- Problem description -
Identify the lines that include the word "ดของท", then copy all of them.
[Start Exercise material]
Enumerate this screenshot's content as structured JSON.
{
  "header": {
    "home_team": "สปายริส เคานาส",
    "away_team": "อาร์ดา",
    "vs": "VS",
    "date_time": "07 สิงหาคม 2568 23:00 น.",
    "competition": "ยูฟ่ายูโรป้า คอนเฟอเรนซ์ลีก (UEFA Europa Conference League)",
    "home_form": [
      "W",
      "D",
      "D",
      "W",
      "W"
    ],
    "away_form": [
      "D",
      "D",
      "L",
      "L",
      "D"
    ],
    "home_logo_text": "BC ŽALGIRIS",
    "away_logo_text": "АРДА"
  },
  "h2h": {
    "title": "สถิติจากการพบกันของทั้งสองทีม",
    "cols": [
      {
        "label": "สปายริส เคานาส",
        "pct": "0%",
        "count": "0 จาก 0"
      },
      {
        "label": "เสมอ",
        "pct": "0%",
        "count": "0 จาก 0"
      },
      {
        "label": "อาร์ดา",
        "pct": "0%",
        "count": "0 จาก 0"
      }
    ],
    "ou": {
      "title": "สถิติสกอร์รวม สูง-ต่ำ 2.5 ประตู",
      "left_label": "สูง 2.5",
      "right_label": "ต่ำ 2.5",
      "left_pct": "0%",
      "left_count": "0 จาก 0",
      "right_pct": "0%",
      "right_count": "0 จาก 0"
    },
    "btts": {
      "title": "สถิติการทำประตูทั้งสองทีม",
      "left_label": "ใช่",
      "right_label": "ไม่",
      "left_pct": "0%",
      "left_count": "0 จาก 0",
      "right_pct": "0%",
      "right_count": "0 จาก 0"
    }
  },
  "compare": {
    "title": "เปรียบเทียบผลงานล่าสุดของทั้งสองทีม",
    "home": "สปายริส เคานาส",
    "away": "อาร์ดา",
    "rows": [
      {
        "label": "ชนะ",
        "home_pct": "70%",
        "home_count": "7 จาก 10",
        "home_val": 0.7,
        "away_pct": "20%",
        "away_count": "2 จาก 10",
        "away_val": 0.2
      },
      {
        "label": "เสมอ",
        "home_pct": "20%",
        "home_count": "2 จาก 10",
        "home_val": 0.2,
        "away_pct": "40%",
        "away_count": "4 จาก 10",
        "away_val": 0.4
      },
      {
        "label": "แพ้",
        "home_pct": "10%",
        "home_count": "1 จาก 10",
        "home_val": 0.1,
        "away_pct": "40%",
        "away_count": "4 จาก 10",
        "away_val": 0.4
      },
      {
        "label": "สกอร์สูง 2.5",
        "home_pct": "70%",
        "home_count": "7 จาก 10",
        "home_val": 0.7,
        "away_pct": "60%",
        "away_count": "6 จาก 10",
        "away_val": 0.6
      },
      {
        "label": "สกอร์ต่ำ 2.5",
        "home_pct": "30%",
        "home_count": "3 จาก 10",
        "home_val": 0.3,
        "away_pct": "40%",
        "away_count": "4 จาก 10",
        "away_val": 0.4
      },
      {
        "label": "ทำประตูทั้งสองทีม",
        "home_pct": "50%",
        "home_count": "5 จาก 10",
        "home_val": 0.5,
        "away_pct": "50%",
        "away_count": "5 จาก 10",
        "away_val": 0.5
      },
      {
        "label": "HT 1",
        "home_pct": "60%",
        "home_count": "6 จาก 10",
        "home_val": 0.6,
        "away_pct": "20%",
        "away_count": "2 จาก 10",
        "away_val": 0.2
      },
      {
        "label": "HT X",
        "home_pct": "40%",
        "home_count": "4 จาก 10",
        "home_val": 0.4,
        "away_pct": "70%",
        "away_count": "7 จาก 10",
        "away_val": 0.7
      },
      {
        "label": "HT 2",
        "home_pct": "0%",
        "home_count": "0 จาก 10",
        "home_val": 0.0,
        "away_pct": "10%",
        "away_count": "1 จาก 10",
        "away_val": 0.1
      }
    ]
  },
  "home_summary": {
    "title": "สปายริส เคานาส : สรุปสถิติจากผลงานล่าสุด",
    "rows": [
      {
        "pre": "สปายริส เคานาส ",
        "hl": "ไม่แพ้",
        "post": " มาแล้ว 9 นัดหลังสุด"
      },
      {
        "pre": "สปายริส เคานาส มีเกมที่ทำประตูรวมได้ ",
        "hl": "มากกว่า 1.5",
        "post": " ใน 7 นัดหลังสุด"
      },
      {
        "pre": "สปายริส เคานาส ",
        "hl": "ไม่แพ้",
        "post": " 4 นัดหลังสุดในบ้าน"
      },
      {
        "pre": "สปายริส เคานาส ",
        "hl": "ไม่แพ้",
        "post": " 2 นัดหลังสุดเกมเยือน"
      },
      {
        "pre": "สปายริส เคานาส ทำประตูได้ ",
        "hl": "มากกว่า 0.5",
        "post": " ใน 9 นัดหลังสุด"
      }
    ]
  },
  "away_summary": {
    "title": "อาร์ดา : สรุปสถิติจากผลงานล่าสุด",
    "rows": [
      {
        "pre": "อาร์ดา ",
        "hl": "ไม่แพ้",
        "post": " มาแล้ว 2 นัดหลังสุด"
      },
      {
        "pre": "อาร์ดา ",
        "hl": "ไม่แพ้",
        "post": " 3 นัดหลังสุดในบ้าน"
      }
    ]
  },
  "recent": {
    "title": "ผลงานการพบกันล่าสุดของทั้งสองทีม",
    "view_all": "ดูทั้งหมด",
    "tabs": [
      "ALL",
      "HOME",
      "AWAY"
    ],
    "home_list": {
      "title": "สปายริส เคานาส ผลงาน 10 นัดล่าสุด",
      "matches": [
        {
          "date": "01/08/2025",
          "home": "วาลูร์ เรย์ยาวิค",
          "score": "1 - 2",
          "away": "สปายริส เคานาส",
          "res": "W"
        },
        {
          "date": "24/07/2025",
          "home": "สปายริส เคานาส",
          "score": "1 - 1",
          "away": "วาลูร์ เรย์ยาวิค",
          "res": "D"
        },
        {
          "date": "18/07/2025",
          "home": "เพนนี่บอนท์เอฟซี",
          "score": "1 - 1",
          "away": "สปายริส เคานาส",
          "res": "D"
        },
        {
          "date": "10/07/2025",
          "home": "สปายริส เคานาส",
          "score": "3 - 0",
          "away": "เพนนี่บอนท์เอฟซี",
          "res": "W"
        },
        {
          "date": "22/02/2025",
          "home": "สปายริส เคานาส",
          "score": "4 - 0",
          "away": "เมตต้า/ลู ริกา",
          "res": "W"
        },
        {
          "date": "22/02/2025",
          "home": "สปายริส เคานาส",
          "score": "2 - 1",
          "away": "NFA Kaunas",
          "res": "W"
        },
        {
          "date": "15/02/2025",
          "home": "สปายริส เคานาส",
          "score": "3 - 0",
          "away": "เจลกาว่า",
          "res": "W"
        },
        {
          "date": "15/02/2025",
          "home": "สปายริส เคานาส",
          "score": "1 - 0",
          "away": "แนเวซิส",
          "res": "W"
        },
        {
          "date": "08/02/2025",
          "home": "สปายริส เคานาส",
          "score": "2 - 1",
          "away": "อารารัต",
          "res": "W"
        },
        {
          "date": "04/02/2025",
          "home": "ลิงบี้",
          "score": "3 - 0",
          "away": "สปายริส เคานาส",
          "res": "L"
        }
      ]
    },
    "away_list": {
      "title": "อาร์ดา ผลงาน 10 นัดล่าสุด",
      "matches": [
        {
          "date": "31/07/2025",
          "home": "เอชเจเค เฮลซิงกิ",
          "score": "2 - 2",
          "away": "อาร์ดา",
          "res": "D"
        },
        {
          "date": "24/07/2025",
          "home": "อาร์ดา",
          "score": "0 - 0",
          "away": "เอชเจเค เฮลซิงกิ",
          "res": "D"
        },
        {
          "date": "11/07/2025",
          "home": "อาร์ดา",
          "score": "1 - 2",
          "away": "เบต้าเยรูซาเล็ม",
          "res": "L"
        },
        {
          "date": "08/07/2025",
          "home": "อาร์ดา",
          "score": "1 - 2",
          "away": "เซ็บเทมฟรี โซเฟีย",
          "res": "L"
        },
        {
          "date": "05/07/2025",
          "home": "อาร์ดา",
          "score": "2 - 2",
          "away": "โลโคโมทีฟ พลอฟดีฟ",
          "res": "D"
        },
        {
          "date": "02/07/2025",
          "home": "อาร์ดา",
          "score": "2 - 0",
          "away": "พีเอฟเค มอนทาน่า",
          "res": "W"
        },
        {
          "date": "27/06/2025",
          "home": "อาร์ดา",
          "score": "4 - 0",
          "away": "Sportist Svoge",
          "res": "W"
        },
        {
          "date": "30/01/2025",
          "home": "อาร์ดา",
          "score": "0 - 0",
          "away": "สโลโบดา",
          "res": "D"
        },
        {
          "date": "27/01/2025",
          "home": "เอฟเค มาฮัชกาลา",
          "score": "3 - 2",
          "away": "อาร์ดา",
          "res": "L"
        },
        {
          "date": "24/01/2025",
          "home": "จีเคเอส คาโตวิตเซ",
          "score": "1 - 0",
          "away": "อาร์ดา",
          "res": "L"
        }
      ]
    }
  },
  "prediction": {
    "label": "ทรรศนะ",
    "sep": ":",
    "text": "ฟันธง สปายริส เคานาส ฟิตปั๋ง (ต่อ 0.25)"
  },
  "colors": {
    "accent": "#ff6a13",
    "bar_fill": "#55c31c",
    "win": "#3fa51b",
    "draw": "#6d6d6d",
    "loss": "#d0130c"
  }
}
[End Exercise material]
- Solution to this task -
    "title": "เปรียบเทียบผลงานล่าสุดของทั้งสองทีม",
    "title": "ผลงานการพบกันล่าสุดของทั้งสองทีม",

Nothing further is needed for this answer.